■ **WORK INSTRUCTIONS**: Show only lines that include "Style".

[Extracted records]
━━━━━━━━

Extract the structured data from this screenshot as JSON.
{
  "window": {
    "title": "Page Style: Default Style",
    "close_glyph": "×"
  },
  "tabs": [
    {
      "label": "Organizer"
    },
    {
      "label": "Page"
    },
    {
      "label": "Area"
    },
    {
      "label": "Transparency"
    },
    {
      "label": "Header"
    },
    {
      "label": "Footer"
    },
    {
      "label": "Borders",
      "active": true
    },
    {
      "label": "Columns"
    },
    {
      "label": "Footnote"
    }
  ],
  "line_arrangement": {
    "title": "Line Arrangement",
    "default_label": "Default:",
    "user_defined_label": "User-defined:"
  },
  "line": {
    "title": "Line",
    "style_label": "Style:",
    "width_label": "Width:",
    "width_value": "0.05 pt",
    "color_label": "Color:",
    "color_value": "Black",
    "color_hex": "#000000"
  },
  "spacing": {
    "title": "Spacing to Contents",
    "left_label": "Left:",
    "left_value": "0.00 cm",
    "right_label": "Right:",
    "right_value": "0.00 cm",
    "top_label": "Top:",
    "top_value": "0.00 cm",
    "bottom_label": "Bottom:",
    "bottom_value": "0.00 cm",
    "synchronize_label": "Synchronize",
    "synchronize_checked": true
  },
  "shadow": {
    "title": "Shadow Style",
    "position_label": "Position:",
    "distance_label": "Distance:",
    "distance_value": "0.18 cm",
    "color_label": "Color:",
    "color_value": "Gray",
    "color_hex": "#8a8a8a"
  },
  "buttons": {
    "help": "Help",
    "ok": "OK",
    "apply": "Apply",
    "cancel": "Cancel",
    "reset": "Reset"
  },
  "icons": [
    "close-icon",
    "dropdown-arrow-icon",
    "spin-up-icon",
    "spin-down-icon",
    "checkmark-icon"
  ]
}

━━━━━━━━

■ **COMPLETED TASK**:
    "title": "Page Style: Default Style",
    "style_label": "Style:",
    "title": "Shadow Style",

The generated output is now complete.